> **Potongan Teks**:
________________
UPTD Pengelolaan Sumber Daya Air (PSDA) Kuro Kabupaten Lamongan melaksanakan operasi monitoring kondisi air baku di sejumlah waduk dan rawa yang berada di wilayah kerjanya pada Senin (20/7/2026). Kegiatan ini merupakan pemantauan rutin Periode Dasarian II Bulan Juli untuk mengetahui kondisi ketersediaan air sekaligus menjadi dasar dalam pengelolaan sumber daya air di lapangan.
Berdasarkan hasil monitoring, Waduk Palangan tercatat memiliki elevasi peilschaal +073 dengan volume air sebesar 282.213 meter kubik atau 55,36 persen. Sementara itu, Rawa Geger berada pada elevasi peilschaal -024 dengan volume air 19.059 meter kubik atau 3,88 persen.
Adapun Rawa Sibanget tercatat memiliki elevasi peilschaal +014 dengan volume air sebesar 225.266 meter kubik atau 60,27 persen.
Data hasil monitoring menjadi bahan evaluasi untuk mengetahui kondisi tampungan air dan mendukung pengambilan langkah pengelolaan sumber daya air sesuai dengan kondisi di lapangan. Pemantauan secara berkala juga penting dilakukan untuk mengantisipasi perubahan ketersediaan air, khususnya dalam menghadapi kondisi musim kemarau.
Dinas Sumber Daya Air dan Bina Konstruksi Kabupaten Lamongan melalui UPTD PSDA Kuro terus berkomitmen melakukan pemantauan dan pengelolaan sumber daya air secara berkelanjutan. Terjaganya ketersediaan air baku di waduk dan rawa diharapkan mampu mendukung pelayanan irigasi, menjaga produktivitas pertanian, serta memperkuat ketahanan pangan dan kesejahteraan masyarakat di Kabupaten Lamongan.
________________
> **Yang Dikerjakan**:
• a. Jawab pertanyaan berikut berdasarkan teks monitoring air baku di atas.
(i) Pada hari dan tanggal berapa monitoring dilaksanakan?
(ii) Berapa volume air Rawa Geger?
(iii) Berapa elevasi peilschaal Rawa Sibanget?
• b. Salin persis bagian teks monitoring air baku mulai dari "Adapun Rawa Sibanget" sampai dengan "kondisi musim kemarau.".

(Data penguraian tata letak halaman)
________________
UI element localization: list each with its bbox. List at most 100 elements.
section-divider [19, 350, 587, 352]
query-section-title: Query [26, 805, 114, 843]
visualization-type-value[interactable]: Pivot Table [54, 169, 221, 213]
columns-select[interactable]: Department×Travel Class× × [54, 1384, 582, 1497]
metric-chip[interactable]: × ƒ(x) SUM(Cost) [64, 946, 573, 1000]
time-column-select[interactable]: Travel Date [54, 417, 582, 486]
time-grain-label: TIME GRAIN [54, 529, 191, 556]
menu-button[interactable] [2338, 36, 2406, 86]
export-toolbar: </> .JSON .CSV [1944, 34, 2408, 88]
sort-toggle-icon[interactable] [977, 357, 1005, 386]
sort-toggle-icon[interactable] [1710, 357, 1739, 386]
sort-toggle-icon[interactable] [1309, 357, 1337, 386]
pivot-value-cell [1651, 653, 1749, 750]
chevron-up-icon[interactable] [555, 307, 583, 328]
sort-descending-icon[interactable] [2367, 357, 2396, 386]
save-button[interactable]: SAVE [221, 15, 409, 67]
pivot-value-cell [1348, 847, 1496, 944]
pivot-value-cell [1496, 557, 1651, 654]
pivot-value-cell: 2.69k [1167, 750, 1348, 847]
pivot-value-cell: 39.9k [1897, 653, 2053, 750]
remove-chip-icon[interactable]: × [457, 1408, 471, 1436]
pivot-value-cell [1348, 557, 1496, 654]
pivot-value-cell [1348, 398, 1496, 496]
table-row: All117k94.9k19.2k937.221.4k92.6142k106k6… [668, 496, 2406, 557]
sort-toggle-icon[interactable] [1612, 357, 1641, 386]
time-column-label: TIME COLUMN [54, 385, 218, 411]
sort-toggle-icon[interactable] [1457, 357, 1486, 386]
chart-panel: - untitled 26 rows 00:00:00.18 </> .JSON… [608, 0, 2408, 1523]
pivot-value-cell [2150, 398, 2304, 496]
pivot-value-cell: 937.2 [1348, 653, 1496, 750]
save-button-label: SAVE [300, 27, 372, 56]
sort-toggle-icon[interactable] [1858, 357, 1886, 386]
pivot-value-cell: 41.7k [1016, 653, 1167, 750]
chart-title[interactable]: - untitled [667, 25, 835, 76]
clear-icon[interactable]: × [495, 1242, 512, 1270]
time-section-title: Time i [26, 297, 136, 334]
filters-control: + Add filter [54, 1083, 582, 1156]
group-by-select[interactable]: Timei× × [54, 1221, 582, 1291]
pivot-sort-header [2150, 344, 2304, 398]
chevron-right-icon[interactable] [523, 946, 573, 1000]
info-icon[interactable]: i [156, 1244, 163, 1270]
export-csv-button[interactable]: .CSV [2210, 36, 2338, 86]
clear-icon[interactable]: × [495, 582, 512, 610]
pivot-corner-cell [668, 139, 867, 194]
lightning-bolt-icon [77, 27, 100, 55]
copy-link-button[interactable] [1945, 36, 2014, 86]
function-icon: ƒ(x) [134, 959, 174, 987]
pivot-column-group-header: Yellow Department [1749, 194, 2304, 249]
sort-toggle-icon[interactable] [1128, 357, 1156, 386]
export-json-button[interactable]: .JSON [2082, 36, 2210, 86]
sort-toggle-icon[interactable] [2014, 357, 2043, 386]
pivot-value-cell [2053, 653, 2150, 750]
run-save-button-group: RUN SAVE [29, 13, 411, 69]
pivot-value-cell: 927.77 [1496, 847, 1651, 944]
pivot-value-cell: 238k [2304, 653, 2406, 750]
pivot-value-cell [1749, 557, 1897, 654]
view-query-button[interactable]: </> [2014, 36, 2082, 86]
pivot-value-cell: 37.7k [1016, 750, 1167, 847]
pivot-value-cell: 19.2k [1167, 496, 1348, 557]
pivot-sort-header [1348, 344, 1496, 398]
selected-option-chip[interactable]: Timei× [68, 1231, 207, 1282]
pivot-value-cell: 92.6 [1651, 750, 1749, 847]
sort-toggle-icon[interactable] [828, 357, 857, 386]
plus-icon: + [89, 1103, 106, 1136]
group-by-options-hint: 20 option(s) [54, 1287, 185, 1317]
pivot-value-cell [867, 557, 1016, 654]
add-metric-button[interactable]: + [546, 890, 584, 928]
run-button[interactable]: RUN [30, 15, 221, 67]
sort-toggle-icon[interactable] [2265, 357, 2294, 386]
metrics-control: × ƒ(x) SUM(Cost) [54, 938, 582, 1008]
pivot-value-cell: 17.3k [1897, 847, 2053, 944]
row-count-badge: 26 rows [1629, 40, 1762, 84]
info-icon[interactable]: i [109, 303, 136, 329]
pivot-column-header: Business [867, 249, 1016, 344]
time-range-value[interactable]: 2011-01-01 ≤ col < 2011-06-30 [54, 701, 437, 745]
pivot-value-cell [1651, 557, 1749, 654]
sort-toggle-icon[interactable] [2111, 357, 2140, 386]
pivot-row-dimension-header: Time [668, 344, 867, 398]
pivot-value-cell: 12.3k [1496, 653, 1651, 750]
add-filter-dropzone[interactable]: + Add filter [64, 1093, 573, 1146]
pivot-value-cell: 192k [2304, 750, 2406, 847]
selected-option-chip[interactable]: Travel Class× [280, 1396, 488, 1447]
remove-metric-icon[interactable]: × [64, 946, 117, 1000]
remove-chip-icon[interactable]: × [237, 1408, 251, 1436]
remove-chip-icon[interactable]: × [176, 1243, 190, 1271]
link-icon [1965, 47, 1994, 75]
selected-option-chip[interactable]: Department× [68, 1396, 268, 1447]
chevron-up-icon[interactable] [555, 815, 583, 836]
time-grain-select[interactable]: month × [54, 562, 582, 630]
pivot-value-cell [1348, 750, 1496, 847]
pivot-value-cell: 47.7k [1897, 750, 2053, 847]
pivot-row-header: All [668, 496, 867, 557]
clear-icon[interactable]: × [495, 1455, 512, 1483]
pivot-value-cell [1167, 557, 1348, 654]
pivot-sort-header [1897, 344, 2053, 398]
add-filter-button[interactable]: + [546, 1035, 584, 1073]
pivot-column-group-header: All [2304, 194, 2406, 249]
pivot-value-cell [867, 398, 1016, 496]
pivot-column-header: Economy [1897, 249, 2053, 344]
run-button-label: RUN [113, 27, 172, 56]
________________
> **Daftar Jawaban**:
• a.
(i) Senin (20/7/2026)
(ii) 19.059 meter kubik atau 3,88 persen
(iii) +014

• b.
Adapun Rawa Sibanget tercatat memiliki elevasi peilschaal +014 dengan volume air sebesar 225.266 meter kubik atau 60,27 persen.
Data hasil monitoring menjadi bahan evaluasi untuk mengetahui kondisi tampungan air dan mendukung pengambilan langkah pengelolaan sumber daya air sesuai dengan kondisi di lapangan. Pemantauan secara berkala juga penting dilakukan untuk mengantisipasi perubahan ketersediaan air, khususnya dalam menghadapi kondisi musim kemarau.